*** Records provided ***

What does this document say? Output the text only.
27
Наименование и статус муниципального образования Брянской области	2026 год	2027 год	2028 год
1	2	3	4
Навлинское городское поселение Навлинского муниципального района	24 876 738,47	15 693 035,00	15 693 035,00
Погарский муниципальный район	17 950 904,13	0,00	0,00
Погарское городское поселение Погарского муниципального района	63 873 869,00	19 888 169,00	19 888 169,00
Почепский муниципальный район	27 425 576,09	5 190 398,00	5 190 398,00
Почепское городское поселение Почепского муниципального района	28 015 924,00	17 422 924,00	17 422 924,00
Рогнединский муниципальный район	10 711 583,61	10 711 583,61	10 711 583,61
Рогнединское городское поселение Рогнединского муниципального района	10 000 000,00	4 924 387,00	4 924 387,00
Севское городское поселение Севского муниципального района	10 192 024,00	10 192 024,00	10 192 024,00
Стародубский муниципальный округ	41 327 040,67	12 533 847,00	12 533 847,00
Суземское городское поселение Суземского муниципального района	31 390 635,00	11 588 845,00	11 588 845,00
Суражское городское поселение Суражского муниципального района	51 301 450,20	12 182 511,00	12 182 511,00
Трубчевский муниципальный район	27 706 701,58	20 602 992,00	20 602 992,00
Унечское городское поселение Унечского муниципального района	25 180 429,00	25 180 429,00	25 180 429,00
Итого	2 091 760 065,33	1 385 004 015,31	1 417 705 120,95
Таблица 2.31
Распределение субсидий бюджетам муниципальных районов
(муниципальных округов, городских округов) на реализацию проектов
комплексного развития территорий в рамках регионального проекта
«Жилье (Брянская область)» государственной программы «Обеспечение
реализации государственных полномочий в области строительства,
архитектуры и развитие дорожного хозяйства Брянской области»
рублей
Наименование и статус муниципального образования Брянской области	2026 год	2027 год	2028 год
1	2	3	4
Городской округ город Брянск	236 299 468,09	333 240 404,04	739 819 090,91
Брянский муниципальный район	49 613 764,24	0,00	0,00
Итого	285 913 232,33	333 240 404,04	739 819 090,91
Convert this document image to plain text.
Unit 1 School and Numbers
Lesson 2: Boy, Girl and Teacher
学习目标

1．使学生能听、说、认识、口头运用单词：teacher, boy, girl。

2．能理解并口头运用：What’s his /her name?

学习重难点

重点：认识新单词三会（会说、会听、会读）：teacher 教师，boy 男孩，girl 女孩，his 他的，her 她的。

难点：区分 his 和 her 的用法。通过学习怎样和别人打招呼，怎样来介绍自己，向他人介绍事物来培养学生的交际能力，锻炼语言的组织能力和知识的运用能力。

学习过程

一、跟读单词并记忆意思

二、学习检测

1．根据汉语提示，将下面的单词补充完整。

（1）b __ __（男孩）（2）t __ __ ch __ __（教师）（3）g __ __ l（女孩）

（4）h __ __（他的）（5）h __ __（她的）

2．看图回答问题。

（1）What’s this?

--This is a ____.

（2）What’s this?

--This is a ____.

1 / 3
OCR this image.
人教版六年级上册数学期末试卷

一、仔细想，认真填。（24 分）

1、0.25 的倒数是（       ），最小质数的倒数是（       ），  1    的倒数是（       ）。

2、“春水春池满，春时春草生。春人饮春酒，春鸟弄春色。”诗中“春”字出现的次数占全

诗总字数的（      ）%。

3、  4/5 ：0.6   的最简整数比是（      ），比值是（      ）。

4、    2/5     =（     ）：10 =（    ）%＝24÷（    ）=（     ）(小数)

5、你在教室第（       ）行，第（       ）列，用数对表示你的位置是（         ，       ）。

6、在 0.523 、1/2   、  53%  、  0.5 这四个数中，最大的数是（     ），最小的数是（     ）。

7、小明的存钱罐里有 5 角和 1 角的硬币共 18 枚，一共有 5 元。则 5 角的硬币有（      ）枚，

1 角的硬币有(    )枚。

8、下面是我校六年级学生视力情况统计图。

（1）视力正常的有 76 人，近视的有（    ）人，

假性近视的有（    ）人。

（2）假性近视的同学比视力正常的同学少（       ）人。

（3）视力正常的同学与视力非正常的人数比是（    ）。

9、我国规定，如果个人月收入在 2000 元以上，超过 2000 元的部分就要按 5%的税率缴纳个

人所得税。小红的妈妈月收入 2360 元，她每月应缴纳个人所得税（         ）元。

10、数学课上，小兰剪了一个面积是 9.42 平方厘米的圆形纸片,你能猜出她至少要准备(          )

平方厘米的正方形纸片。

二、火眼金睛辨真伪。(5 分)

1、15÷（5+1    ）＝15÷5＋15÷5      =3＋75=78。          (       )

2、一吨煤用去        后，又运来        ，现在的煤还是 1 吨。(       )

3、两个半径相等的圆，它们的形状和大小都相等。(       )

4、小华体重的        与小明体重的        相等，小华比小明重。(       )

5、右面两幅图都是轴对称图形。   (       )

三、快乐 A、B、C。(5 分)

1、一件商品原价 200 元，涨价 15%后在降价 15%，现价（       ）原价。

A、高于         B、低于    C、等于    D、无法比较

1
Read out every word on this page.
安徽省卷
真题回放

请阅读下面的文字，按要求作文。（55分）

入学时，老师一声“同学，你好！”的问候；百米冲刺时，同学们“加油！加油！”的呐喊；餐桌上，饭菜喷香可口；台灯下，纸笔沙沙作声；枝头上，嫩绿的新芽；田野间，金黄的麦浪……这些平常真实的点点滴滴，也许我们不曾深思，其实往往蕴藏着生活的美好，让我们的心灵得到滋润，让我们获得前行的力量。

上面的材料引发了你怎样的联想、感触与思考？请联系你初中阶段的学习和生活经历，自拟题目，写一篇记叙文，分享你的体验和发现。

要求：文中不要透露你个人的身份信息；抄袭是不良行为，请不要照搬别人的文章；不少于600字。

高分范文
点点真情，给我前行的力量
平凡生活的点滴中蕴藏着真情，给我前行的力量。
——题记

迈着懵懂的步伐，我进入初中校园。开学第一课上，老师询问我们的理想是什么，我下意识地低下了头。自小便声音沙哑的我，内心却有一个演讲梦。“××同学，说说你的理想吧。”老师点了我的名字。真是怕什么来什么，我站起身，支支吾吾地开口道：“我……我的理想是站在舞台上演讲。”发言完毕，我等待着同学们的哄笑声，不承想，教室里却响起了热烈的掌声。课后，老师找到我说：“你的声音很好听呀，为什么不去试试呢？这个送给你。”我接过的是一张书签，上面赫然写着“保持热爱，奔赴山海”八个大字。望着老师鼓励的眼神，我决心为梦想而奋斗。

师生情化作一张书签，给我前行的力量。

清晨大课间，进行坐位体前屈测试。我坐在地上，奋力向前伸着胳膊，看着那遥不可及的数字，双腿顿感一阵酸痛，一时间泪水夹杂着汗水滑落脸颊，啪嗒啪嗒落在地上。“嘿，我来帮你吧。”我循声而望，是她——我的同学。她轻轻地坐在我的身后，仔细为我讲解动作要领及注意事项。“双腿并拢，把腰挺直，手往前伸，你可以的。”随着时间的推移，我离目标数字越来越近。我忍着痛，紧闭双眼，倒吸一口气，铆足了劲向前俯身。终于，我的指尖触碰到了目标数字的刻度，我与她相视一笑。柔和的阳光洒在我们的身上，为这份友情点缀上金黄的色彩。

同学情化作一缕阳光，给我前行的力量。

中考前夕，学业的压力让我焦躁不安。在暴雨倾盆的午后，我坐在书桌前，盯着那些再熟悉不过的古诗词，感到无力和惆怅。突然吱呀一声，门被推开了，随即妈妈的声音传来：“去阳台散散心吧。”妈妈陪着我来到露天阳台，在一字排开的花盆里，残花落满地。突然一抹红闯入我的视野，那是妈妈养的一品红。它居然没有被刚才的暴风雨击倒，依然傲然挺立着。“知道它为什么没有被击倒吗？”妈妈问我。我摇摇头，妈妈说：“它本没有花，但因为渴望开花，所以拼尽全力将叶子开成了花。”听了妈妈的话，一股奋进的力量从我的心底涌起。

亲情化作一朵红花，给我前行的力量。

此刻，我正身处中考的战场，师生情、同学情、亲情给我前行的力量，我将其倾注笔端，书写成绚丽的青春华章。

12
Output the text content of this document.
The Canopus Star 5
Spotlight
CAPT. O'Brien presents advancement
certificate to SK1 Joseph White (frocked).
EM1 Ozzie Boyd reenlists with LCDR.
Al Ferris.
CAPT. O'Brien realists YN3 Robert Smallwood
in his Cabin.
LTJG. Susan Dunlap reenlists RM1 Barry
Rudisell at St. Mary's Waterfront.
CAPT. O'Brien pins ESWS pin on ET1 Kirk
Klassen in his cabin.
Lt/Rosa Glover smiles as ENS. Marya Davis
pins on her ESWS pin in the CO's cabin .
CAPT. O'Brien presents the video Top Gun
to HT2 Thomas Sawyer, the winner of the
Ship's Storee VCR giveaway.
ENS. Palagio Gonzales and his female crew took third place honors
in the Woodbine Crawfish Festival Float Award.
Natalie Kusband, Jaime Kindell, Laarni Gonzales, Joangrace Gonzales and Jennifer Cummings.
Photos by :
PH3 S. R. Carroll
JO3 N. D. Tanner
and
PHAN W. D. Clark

***

Aim of the exercise: Where a line in the entries holds the word "муниципальный", copy that line.

Response:
Погарский муниципальный район	17 950 904,13	0,00	0,00
Почепский муниципальный район	27 425 576,09	5 190 398,00	5 190 398,00
Рогнединский муниципальный район	10 711 583,61	10 711 583,61	10 711 583,61
Стародубский муниципальный округ	41 327 040,67	12 533 847,00	12 533 847,00
Трубчевский муниципальный район	27 706 701,58	20 602 992,00	20 602 992,00
Брянский муниципальный район	49 613 764,24	0,00	0,00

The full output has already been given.